§ **Goal**:
Wherever the word "screenshot" appears in a line, extract that line.

(Extracted data entries)
- - - - -

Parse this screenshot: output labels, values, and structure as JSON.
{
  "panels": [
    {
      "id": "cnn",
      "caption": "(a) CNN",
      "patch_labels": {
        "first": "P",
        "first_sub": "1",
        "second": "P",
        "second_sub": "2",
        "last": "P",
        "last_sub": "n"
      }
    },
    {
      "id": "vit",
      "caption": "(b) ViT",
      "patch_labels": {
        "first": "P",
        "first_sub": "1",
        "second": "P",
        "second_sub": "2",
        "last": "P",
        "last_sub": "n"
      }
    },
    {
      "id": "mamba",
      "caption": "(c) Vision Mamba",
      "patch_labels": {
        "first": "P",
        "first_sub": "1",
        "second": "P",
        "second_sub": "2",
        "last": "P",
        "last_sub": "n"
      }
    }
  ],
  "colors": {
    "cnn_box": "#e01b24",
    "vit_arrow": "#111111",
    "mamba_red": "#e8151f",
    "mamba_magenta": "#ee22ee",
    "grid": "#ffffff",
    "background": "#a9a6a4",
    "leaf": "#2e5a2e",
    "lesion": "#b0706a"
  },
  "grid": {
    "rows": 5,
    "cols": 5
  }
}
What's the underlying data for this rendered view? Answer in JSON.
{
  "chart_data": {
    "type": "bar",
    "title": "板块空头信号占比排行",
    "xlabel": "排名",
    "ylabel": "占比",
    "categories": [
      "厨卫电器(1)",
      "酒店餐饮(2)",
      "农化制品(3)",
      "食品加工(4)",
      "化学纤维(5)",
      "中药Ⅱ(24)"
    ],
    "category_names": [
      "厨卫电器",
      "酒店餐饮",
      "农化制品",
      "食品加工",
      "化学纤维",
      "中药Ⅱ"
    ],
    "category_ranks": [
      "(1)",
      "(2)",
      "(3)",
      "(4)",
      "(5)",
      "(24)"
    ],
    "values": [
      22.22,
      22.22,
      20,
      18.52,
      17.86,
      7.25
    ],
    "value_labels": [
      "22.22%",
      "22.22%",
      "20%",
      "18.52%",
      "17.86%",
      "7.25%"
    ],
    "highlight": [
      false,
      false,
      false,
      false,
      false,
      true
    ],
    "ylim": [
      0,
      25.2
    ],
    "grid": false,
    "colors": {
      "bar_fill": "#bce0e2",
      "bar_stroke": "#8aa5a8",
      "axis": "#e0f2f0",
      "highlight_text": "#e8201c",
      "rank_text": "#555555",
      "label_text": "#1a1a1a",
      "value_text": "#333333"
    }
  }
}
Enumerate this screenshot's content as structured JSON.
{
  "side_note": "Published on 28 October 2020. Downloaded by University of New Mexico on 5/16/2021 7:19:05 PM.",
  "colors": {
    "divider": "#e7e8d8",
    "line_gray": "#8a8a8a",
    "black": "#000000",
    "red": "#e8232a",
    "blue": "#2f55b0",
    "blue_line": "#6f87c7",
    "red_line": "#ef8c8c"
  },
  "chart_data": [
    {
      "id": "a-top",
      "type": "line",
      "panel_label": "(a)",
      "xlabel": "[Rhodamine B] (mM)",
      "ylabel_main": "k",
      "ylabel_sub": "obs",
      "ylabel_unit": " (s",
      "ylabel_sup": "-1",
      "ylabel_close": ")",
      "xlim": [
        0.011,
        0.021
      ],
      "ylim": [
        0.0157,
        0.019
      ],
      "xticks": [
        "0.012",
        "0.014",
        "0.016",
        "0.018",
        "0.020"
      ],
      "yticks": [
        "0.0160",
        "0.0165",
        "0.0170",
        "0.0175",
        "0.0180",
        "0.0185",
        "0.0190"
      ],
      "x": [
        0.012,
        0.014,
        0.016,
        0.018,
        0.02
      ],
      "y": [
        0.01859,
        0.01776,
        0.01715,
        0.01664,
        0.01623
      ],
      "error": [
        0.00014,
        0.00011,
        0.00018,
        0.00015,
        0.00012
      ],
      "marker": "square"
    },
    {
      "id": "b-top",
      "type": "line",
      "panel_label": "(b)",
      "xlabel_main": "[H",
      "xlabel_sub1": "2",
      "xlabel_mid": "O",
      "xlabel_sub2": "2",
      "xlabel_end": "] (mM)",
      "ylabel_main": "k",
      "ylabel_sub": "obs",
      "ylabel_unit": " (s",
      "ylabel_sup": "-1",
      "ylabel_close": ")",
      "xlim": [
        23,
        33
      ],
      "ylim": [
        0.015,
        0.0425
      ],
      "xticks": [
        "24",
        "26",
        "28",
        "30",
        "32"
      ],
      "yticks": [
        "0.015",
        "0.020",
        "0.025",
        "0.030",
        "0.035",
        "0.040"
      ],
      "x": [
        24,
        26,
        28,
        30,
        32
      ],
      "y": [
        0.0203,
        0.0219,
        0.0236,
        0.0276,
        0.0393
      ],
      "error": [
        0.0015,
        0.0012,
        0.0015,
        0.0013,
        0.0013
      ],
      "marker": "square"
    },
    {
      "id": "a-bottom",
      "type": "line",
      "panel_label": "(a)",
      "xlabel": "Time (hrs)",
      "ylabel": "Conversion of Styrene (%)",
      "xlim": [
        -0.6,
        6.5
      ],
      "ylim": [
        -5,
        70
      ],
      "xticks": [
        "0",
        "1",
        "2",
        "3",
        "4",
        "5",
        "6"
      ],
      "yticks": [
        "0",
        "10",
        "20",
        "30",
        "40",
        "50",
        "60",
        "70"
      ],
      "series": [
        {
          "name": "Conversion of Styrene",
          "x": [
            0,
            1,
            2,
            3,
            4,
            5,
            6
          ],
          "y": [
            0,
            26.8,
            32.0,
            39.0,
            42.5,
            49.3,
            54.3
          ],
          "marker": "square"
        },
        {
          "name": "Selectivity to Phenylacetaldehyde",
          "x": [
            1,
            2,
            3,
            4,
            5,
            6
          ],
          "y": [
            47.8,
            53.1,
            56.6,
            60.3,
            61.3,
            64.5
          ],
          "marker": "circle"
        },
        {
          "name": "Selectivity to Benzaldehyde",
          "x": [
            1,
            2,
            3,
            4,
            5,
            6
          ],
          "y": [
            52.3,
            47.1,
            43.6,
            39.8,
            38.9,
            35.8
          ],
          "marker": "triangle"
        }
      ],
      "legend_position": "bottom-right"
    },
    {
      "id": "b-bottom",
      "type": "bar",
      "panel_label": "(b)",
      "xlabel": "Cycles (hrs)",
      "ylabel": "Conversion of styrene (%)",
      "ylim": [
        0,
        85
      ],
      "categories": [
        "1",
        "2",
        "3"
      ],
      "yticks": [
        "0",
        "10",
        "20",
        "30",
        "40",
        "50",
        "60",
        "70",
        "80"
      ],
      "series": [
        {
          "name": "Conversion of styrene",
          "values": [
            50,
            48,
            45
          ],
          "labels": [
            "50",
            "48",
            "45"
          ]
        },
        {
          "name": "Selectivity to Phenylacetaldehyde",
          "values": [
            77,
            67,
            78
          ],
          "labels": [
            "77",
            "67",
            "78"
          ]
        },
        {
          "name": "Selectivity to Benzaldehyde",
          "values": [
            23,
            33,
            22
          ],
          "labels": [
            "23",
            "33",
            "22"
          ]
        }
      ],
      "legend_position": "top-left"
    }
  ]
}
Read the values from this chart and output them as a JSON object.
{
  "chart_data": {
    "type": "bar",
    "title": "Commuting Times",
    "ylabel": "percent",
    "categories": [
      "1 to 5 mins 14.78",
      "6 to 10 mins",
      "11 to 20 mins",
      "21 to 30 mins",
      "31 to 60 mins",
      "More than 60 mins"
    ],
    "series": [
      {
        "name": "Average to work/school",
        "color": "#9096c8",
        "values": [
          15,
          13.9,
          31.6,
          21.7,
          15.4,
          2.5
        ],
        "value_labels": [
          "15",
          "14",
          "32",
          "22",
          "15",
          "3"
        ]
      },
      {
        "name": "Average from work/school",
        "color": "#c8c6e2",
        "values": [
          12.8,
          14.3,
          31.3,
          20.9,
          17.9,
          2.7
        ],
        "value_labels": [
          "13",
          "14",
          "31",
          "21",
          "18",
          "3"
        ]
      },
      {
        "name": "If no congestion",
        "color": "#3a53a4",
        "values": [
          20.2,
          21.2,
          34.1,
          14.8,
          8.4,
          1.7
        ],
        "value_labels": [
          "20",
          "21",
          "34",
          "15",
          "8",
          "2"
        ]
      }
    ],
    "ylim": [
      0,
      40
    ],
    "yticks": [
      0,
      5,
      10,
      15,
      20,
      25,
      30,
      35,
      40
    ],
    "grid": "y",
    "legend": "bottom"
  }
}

- - - - -

§ **Response for this exercise**:
Parse this screenshot: output labels, values, and structure as JSON.
Enumerate this screenshot's content as structured JSON.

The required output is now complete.